WHAT YOU SHOULD DO »
Restate the full set of records exactly, word for word.

Data entries
>> BEGIN
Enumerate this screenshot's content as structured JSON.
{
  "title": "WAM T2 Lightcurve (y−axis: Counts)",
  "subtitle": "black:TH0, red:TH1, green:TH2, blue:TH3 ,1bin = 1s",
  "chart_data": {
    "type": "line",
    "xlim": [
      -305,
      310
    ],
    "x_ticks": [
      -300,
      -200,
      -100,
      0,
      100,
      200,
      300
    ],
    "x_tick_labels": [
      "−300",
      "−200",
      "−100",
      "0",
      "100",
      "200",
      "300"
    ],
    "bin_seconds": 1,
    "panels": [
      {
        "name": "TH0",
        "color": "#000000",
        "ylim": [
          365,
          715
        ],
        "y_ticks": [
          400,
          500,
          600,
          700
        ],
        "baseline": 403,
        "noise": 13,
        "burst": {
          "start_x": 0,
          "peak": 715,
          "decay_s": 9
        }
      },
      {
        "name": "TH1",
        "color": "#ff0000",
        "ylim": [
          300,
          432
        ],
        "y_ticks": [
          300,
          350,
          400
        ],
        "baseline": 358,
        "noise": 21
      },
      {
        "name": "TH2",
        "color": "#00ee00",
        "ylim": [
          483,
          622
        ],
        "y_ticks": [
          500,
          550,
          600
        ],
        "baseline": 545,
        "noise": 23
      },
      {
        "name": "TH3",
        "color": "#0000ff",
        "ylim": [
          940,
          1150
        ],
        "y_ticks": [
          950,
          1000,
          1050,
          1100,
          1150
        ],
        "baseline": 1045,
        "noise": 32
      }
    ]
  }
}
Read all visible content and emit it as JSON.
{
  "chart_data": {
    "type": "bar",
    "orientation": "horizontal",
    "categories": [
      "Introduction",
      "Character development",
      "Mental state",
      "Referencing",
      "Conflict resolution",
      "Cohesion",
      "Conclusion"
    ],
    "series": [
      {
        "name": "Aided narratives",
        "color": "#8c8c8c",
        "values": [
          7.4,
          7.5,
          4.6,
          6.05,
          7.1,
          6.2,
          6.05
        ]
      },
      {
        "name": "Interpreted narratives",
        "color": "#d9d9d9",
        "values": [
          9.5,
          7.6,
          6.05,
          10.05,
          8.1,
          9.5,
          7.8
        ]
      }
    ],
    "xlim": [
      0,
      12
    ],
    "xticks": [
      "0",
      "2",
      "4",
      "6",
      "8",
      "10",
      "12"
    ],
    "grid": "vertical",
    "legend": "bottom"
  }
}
>> END
ANSWER TO THE TASK »
Enumerate this screenshot's content as structured JSON.
{
  "title": "WAM T2 Lightcurve (y−axis: Counts)",
  "subtitle": "black:TH0, red:TH1, green:TH2, blue:TH3 ,1bin = 1s",
  "chart_data": {
    "type": "line",
    "xlim": [
      -305,
      310
    ],
    "x_ticks": [
      -300,
      -200,
      -100,
      0,
      100,
      200,
      300
    ],
    "x_tick_labels": [
      "−300",
      "−200",
      "−100",
      "0",
      "100",
      "200",
      "300"
    ],
    "bin_seconds": 1,
    "panels": [
      {
        "name": "TH0",
        "color": "#000000",
        "ylim": [
          365,
          715
        ],
        "y_ticks": [
          400,
          500,
          600,
          700
        ],
        "baseline": 403,
        "noise": 13,
        "burst": {
          "start_x": 0,
          "peak": 715,
          "decay_s": 9
        }
      },
      {
        "name": "TH1",
        "color": "#ff0000",
        "ylim": [
          300,
          432
        ],
        "y_ticks": [
          300,
          350,
          400
        ],
        "baseline": 358,
        "noise": 21
      },
      {
        "name": "TH2",
        "color": "#00ee00",
        "ylim": [
          483,
          622
        ],
        "y_ticks": [
          500,
          550,
          600
        ],
        "baseline": 545,
        "noise": 23
      },
      {
        "name": "TH3",
        "color": "#0000ff",
        "ylim": [
          940,
          1150
        ],
        "y_ticks": [
          950,
          1000,
          1050,
          1100,
          1150
        ],
        "baseline": 1045,
        "noise": 32
      }
    ]
  }
}
Read all visible content and emit it as JSON.
{
  "chart_data": {
    "type": "bar",
    "orientation": "horizontal",
    "categories": [
      "Introduction",
      "Character development",
      "Mental state",
      "Referencing",
      "Conflict resolution",
      "Cohesion",
      "Conclusion"
    ],
    "series": [
      {
        "name": "Aided narratives",
        "color": "#8c8c8c",
        "values": [
          7.4,
          7.5,
          4.6,
          6.05,
          7.1,
          6.2,
          6.05
        ]
      },
      {
        "name": "Interpreted narratives",
        "color": "#d9d9d9",
        "values": [
          9.5,
          7.6,
          6.05,
          10.05,
          8.1,
          9.5,
          7.8
        ]
      }
    ],
    "xlim": [
      0,
      12
    ],
    "xticks": [
      "0",
      "2",
      "4",
      "6",
      "8",
      "10",
      "12"
    ],
    "grid": "vertical",
    "legend": "bottom"
  }
}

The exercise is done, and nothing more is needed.